> [Work to do]: Filter these entries so that only lines with the word "Water" remain.

> [Input material]:
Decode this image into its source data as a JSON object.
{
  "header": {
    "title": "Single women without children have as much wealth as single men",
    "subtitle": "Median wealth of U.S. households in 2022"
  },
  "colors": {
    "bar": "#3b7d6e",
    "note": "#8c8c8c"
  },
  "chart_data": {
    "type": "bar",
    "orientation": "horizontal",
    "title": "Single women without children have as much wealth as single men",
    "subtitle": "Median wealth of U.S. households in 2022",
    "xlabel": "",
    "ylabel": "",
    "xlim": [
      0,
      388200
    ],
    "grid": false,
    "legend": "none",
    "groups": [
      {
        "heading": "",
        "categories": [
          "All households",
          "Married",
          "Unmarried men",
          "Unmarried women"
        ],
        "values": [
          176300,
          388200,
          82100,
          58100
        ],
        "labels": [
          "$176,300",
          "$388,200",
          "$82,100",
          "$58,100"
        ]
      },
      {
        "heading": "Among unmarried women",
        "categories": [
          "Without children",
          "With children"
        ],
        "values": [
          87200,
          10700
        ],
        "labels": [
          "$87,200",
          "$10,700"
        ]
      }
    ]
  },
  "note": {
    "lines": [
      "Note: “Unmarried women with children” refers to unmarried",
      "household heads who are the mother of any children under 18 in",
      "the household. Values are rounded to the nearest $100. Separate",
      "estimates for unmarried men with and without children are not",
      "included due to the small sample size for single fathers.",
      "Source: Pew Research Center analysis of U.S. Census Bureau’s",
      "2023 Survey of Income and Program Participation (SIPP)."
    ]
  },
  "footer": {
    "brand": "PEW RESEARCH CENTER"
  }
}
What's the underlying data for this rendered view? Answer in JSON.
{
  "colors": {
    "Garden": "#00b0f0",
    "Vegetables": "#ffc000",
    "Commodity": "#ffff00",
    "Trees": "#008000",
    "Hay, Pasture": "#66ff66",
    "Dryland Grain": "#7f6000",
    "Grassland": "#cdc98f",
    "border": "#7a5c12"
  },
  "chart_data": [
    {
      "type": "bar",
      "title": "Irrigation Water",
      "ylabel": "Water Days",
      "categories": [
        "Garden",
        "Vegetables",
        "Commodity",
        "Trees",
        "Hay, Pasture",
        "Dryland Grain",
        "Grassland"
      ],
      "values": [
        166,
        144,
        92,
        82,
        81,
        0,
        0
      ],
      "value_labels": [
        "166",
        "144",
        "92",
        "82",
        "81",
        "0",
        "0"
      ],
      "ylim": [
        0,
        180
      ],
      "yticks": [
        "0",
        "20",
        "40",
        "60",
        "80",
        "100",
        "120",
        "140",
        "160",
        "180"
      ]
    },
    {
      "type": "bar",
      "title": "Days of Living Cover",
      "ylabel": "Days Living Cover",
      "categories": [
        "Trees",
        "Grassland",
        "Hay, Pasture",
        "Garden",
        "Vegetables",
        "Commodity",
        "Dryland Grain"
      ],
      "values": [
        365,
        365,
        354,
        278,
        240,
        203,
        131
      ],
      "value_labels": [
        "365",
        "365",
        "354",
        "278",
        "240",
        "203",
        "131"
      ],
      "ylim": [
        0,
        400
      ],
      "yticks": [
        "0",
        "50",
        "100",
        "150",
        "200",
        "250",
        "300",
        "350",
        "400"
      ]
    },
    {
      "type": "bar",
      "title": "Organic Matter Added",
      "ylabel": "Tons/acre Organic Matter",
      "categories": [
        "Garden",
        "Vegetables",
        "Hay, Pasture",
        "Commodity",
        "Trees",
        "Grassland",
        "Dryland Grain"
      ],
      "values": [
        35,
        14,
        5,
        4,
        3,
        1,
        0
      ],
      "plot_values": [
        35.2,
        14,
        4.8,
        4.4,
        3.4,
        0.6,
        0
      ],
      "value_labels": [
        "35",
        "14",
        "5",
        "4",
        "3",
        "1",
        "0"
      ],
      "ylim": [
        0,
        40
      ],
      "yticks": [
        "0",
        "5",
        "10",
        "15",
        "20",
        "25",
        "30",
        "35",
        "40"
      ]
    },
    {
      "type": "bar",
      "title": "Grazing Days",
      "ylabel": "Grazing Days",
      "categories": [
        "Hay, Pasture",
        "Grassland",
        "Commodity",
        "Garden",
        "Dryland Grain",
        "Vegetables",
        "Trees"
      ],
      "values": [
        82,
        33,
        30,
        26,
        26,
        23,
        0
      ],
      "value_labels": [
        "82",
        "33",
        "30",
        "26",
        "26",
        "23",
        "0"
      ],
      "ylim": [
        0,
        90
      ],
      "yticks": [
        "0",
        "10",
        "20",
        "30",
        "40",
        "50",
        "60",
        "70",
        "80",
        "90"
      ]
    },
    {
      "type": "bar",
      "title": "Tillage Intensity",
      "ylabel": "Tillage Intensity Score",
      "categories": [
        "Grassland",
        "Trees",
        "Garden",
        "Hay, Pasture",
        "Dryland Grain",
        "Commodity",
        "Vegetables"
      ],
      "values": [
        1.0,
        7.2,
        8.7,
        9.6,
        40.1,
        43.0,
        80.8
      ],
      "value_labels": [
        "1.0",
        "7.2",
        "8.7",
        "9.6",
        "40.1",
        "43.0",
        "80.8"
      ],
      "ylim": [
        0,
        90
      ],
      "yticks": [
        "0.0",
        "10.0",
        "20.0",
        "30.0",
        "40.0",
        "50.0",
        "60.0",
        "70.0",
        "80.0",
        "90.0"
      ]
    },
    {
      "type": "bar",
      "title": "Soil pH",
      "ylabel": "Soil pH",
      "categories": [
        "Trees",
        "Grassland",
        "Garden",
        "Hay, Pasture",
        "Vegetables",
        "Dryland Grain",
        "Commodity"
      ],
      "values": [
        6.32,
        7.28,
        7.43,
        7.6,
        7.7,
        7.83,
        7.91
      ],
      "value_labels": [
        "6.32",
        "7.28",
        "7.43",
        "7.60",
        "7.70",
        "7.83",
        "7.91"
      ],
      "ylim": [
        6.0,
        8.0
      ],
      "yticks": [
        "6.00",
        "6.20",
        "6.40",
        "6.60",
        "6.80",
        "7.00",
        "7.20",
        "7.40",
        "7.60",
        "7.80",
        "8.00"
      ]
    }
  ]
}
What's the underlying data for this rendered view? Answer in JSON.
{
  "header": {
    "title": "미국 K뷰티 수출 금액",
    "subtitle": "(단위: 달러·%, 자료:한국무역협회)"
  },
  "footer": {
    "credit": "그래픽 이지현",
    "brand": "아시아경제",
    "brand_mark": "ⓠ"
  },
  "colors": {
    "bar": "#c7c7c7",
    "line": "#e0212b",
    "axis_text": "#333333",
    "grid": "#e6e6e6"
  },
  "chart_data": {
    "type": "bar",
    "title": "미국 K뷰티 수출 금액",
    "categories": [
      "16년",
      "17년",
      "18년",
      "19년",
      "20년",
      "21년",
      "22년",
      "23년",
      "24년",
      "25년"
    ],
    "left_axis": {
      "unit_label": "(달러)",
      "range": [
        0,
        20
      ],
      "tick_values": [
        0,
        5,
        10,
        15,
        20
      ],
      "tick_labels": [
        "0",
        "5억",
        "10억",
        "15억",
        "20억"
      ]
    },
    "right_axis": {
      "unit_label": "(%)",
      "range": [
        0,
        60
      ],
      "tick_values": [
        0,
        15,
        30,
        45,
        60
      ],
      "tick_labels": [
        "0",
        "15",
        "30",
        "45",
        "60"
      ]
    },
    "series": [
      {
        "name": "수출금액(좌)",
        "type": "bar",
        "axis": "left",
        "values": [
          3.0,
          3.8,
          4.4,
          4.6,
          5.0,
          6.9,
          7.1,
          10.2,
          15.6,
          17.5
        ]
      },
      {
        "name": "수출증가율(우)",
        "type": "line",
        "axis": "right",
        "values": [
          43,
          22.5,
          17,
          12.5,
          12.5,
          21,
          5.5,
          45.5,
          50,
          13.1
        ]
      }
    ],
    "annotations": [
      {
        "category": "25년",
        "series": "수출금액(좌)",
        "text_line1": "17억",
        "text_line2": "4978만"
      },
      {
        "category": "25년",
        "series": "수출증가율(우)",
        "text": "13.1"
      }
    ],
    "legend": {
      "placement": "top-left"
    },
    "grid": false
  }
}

> [Output of the exercise]:
      "title": "Irrigation Water",
      "ylabel": "Water Days",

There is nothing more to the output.